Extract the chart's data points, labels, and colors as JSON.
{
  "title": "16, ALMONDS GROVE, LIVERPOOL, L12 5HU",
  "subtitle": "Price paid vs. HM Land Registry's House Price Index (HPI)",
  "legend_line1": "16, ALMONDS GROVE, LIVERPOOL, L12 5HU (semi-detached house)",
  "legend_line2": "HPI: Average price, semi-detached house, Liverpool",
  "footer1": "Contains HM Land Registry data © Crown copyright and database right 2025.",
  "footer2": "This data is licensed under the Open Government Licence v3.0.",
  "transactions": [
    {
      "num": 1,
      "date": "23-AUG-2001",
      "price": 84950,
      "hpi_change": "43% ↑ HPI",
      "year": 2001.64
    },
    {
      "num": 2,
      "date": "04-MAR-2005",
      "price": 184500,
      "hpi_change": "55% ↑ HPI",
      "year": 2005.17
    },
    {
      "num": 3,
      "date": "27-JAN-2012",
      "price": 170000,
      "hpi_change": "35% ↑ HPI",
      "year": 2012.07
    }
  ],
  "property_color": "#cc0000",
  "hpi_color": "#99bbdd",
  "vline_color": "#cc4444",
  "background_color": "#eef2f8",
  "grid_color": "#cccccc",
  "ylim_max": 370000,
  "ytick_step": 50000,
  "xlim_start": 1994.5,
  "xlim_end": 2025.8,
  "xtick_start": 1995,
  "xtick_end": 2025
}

::::

SET EXERCISE: Write the entries again, exactly as they stand.

SOLUTION TO THIS TASK:
Extract the chart's data points, labels, and colors as JSON.
{
  "title": "16, ALMONDS GROVE, LIVERPOOL, L12 5HU",
  "subtitle": "Price paid vs. HM Land Registry's House Price Index (HPI)",
  "legend_line1": "16, ALMONDS GROVE, LIVERPOOL, L12 5HU (semi-detached house)",
  "legend_line2": "HPI: Average price, semi-detached house, Liverpool",
  "footer1": "Contains HM Land Registry data © Crown copyright and database right 2025.",
  "footer2": "This data is licensed under the Open Government Licence v3.0.",
  "transactions": [
    {
      "num": 1,
      "date": "23-AUG-2001",
      "price": 84950,
      "hpi_change": "43% ↑ HPI",
      "year": 2001.64
    },
    {
      "num": 2,
      "date": "04-MAR-2005",
      "price": 184500,
      "hpi_change": "55% ↑ HPI",
      "year": 2005.17
    },
    {
      "num": 3,
      "date": "27-JAN-2012",
      "price": 170000,
      "hpi_change": "35% ↑ HPI",
      "year": 2012.07
    }
  ],
  "property_color": "#cc0000",
  "hpi_color": "#99bbdd",
  "vline_color": "#cc4444",
  "background_color": "#eef2f8",
  "grid_color": "#cccccc",
  "ylim_max": 370000,
  "ytick_step": 50000,
  "xlim_start": 1994.5,
  "xlim_end": 2025.8,
  "xtick_start": 1995,
  "xtick_end": 2025
}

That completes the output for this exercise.